◆ SUPPLIED DATA
◇ ◇ ◇ ◇ ◇ ◇ ◇
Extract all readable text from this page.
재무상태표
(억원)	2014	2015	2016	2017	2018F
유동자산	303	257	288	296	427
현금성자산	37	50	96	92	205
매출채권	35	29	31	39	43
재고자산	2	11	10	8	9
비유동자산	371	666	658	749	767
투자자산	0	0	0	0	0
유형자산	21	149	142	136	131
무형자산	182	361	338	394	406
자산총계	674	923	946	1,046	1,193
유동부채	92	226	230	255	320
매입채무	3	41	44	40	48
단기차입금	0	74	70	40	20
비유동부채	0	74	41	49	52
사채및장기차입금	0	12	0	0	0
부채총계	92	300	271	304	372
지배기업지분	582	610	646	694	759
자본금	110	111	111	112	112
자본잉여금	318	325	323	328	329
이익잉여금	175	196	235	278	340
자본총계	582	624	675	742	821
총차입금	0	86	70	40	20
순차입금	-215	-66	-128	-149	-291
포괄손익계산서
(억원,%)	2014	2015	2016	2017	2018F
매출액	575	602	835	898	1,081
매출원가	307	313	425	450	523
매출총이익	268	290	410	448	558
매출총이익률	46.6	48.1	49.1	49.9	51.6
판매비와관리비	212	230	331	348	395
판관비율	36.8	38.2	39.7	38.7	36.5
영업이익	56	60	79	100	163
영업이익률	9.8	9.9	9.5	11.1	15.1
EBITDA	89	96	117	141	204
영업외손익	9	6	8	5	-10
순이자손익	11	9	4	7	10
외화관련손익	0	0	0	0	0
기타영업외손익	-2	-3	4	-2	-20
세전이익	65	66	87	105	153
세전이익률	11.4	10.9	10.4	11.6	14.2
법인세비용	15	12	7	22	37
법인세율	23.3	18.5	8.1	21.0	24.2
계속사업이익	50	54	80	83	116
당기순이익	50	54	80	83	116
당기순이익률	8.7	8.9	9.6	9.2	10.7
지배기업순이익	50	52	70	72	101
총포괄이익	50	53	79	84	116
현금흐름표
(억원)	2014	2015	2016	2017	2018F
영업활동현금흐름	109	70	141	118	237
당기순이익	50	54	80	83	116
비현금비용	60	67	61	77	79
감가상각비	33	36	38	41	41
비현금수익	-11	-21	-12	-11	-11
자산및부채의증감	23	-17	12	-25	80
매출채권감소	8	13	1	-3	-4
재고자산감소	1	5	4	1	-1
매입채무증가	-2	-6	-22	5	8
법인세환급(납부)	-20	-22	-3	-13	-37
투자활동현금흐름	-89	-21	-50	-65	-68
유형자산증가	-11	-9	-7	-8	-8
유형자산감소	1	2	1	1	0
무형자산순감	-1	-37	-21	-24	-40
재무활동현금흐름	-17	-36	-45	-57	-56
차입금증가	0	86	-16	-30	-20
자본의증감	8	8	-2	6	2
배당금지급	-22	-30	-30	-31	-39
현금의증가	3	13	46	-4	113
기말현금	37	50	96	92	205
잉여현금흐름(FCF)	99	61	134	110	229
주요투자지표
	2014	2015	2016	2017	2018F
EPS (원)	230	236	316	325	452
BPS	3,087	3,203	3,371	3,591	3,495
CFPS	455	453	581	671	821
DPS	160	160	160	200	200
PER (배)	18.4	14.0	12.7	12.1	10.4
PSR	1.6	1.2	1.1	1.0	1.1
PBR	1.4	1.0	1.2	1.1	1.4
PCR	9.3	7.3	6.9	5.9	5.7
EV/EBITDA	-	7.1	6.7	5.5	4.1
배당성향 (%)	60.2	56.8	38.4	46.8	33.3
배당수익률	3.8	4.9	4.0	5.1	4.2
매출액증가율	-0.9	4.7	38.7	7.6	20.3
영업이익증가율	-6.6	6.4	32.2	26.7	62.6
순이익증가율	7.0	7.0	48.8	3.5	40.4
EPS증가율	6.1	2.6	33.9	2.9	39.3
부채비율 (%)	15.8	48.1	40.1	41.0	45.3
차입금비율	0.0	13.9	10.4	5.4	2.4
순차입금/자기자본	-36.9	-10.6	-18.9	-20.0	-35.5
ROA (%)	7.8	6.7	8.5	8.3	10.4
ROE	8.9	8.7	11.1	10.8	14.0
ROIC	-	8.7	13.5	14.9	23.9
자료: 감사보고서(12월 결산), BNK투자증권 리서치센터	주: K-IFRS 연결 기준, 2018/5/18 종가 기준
◇ ◇ ◇ ◇ ◇ ◇ ◇
How many lines in the listing above contain "순차입금"? Answer with the number alone.

2